Go through the listing and set it down exactly, leaving out its pictures.

─── Working data ───

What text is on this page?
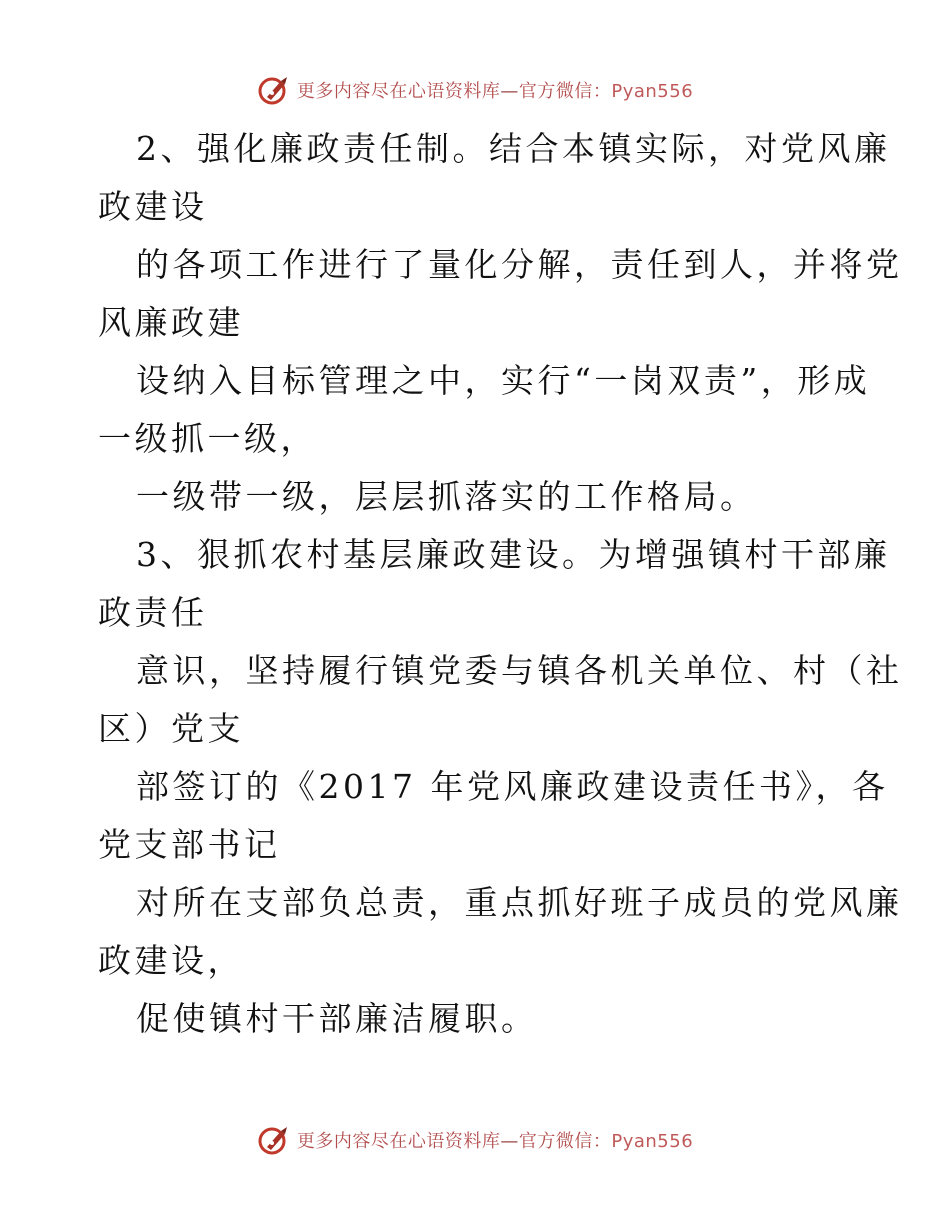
更多内容尽在心语资料库—官方微信：Pyan556
2、强化廉政责任制。结合本镇实际，对党风廉
政建设
的各项工作进行了量化分解，责任到人，并将党
风廉政建
设纳入目标管理之中，实行“一岗双责”，形成
一级抓一级，
一级带一级，层层抓落实的工作格局。
3、狠抓农村基层廉政建设。为增强镇村干部廉
政责任
意识，坚持履行镇党委与镇各机关单位、村（社
区）党支
部签订的《2017 年党风廉政建设责任书》，各
党支部书记
对所在支部负总责，重点抓好班子成员的党风廉
政建设，
促使镇村干部廉洁履职。
更多内容尽在心语资料库—官方微信：Pyan556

───

▶ _Output of the exercise_
What text is on this page?
更多内容尽在心语资料库—官方微信：Pyan556
2、强化廉政责任制。结合本镇实际，对党风廉
政建设
的各项工作进行了量化分解，责任到人，并将党
风廉政建
设纳入目标管理之中，实行“一岗双责”，形成
一级抓一级，
一级带一级，层层抓落实的工作格局。
3、狠抓农村基层廉政建设。为增强镇村干部廉
政责任
意识，坚持履行镇党委与镇各机关单位、村（社
区）党支
部签订的《2017 年党风廉政建设责任书》，各
党支部书记
对所在支部负总责，重点抓好班子成员的党风廉
政建设，
促使镇村干部廉洁履职。
更多内容尽在心语资料库—官方微信：Pyan556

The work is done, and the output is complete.